**Task description:** Quote the listing below in its entirety.

**Dataset entries:**
——

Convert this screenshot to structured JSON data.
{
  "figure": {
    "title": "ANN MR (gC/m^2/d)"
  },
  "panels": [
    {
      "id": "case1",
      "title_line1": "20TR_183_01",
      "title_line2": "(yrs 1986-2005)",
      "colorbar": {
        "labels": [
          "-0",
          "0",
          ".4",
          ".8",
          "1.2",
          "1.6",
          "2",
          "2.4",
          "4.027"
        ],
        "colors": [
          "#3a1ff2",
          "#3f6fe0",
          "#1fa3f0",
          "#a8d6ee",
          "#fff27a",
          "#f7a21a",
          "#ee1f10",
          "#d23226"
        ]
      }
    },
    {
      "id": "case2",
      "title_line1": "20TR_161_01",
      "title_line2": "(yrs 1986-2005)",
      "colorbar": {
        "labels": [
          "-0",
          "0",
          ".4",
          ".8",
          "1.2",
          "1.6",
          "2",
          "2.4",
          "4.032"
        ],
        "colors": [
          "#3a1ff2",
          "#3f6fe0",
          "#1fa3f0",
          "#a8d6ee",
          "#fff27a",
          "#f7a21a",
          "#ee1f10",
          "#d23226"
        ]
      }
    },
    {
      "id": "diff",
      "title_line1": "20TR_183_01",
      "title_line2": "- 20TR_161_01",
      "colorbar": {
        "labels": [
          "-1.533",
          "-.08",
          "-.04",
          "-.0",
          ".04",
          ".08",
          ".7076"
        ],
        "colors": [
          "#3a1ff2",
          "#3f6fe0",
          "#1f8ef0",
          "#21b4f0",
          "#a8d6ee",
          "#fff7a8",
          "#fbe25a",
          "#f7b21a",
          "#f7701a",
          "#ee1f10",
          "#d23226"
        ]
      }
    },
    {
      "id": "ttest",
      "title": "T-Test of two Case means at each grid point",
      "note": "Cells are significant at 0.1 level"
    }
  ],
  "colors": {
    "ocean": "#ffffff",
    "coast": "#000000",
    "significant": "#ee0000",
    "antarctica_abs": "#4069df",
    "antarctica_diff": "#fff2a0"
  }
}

——

**Problem solution:**
Convert this screenshot to structured JSON data.
{
  "figure": {
    "title": "ANN MR (gC/m^2/d)"
  },
  "panels": [
    {
      "id": "case1",
      "title_line1": "20TR_183_01",
      "title_line2": "(yrs 1986-2005)",
      "colorbar": {
        "labels": [
          "-0",
          "0",
          ".4",
          ".8",
          "1.2",
          "1.6",
          "2",
          "2.4",
          "4.027"
        ],
        "colors": [
          "#3a1ff2",
          "#3f6fe0",
          "#1fa3f0",
          "#a8d6ee",
          "#fff27a",
          "#f7a21a",
          "#ee1f10",
          "#d23226"
        ]
      }
    },
    {
      "id": "case2",
      "title_line1": "20TR_161_01",
      "title_line2": "(yrs 1986-2005)",
      "colorbar": {
        "labels": [
          "-0",
          "0",
          ".4",
          ".8",
          "1.2",
          "1.6",
          "2",
          "2.4",
          "4.032"
        ],
        "colors": [
          "#3a1ff2",
          "#3f6fe0",
          "#1fa3f0",
          "#a8d6ee",
          "#fff27a",
          "#f7a21a",
          "#ee1f10",
          "#d23226"
        ]
      }
    },
    {
      "id": "diff",
      "title_line1": "20TR_183_01",
      "title_line2": "- 20TR_161_01",
      "colorbar": {
        "labels": [
          "-1.533",
          "-.08",
          "-.04",
          "-.0",
          ".04",
          ".08",
          ".7076"
        ],
        "colors": [
          "#3a1ff2",
          "#3f6fe0",
          "#1f8ef0",
          "#21b4f0",
          "#a8d6ee",
          "#fff7a8",
          "#fbe25a",
          "#f7b21a",
          "#f7701a",
          "#ee1f10",
          "#d23226"
        ]
      }
    },
    {
      "id": "ttest",
      "title": "T-Test of two Case means at each grid point",
      "note": "Cells are significant at 0.1 level"
    }
  ],
  "colors": {
    "ocean": "#ffffff",
    "coast": "#000000",
    "significant": "#ee0000",
    "antarctica_abs": "#4069df",
    "antarctica_diff": "#fff2a0"
  }
}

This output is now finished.